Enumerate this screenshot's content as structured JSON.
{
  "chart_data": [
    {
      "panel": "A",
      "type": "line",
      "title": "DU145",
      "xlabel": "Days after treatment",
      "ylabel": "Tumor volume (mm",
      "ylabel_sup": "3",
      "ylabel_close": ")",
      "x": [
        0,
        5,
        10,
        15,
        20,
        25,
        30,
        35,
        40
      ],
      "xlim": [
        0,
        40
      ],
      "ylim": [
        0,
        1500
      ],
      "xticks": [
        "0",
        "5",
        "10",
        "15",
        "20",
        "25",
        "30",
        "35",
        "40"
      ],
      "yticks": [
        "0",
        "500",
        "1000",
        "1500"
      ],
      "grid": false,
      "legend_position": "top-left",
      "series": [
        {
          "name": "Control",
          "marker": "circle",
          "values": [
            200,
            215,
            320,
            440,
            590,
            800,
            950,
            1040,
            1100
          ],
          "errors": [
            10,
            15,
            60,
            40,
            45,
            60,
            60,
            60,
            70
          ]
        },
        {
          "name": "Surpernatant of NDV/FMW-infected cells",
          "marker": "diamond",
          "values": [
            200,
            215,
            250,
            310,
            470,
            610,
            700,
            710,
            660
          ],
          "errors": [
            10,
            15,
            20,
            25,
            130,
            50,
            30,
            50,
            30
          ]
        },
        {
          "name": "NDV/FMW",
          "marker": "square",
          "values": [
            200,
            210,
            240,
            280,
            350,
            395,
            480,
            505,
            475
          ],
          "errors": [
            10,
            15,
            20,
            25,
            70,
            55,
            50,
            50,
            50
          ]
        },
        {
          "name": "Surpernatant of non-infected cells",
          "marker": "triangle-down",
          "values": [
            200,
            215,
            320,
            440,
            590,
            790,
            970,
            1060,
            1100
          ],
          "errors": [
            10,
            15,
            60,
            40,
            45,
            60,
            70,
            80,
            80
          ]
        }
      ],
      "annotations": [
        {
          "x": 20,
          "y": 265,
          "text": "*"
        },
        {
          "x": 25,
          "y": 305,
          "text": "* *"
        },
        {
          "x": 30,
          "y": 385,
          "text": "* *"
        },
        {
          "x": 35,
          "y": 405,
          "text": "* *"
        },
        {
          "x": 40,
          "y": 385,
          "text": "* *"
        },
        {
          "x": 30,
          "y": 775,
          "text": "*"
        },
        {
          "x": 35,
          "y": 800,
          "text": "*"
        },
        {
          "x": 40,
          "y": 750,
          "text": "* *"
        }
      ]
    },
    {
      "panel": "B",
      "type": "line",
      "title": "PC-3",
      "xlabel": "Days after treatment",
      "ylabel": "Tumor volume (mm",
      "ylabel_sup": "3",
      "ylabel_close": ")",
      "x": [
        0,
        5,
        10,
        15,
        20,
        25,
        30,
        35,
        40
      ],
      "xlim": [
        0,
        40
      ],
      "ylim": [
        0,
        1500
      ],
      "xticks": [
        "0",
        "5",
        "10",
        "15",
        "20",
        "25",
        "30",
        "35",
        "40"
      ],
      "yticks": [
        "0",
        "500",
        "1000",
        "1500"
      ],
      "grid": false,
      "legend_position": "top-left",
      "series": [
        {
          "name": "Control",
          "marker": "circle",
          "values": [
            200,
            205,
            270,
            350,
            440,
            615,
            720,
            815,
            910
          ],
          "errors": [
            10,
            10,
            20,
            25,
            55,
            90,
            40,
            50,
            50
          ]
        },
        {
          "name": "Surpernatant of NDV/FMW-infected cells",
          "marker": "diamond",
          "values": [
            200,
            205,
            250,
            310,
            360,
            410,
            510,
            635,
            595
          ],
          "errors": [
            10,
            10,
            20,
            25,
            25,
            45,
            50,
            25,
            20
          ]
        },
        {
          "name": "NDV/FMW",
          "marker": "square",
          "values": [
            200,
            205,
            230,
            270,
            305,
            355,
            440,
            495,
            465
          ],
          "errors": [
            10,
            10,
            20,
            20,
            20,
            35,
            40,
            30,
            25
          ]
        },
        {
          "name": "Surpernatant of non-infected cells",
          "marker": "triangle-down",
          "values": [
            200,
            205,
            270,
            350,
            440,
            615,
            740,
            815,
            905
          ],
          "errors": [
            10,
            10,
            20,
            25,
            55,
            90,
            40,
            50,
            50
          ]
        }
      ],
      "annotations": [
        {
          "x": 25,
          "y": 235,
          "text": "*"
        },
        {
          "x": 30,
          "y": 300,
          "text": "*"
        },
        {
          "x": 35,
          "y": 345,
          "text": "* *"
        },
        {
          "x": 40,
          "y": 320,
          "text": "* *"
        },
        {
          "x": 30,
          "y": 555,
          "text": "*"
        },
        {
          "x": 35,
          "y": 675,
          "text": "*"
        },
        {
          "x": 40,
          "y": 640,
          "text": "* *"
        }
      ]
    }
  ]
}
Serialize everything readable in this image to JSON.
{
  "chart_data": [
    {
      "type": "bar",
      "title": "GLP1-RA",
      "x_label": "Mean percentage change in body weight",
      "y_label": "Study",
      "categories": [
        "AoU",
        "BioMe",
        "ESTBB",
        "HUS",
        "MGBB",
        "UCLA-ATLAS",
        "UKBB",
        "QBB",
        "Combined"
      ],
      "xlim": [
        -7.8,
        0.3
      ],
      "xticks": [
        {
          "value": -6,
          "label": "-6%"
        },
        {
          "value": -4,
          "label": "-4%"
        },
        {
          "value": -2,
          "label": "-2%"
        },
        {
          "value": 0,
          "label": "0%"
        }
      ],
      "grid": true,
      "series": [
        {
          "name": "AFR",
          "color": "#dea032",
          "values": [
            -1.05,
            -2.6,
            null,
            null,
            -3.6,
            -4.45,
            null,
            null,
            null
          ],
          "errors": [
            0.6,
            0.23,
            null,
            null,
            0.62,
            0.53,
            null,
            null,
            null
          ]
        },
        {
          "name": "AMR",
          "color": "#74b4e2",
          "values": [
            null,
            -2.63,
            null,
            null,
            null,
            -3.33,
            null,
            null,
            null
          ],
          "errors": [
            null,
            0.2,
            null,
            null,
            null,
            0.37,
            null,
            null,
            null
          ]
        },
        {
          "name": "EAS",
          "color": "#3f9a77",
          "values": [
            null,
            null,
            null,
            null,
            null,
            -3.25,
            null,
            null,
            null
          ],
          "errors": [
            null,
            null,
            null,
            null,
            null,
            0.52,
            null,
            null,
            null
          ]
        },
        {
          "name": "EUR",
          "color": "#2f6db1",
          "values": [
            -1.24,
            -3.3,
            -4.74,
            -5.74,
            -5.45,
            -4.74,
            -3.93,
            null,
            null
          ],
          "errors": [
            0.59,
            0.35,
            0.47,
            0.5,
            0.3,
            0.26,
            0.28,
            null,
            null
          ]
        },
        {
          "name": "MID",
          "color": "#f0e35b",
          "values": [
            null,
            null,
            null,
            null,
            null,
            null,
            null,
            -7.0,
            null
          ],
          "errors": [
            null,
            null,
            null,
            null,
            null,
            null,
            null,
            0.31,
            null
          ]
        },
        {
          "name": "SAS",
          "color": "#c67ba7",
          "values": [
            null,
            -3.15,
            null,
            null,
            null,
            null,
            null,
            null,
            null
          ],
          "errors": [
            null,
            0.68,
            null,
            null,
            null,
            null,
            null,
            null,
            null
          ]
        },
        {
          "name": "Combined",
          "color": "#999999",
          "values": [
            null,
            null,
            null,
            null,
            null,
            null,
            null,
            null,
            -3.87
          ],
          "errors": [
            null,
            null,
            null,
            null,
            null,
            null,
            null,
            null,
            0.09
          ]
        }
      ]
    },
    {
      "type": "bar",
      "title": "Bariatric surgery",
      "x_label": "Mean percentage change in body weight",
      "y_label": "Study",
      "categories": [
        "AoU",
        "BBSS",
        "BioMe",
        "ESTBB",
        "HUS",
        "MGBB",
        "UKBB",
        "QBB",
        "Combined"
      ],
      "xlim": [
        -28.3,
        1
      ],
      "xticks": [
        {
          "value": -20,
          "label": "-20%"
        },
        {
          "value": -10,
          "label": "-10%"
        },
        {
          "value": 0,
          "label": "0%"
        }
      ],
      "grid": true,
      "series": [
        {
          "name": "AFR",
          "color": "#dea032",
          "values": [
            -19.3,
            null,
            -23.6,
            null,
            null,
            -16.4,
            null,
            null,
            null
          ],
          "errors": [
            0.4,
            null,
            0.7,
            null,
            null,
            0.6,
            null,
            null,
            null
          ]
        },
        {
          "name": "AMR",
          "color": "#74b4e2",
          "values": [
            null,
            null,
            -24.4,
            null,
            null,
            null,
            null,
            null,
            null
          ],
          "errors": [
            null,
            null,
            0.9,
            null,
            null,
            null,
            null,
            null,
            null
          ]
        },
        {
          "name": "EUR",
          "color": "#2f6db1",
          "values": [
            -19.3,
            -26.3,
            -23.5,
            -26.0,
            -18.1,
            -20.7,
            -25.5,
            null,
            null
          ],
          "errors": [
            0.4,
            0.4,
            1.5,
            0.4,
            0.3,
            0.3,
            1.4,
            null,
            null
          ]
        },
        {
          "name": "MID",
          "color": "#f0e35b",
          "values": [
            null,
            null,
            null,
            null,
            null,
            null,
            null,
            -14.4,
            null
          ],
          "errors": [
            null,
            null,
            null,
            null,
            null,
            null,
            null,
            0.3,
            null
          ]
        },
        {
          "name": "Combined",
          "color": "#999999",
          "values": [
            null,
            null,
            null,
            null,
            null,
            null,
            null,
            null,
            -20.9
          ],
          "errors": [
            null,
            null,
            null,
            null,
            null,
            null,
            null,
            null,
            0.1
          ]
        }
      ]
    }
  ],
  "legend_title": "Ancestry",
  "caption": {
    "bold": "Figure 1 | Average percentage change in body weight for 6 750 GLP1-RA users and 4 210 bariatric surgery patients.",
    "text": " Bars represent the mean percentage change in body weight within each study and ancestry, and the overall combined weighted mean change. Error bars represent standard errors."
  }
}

#####

Your task - Look through the listing above and copy each line where the string "JSON" occurs.

Completed task -
Enumerate this screenshot's content as structured JSON.
Serialize everything readable in this image to JSON.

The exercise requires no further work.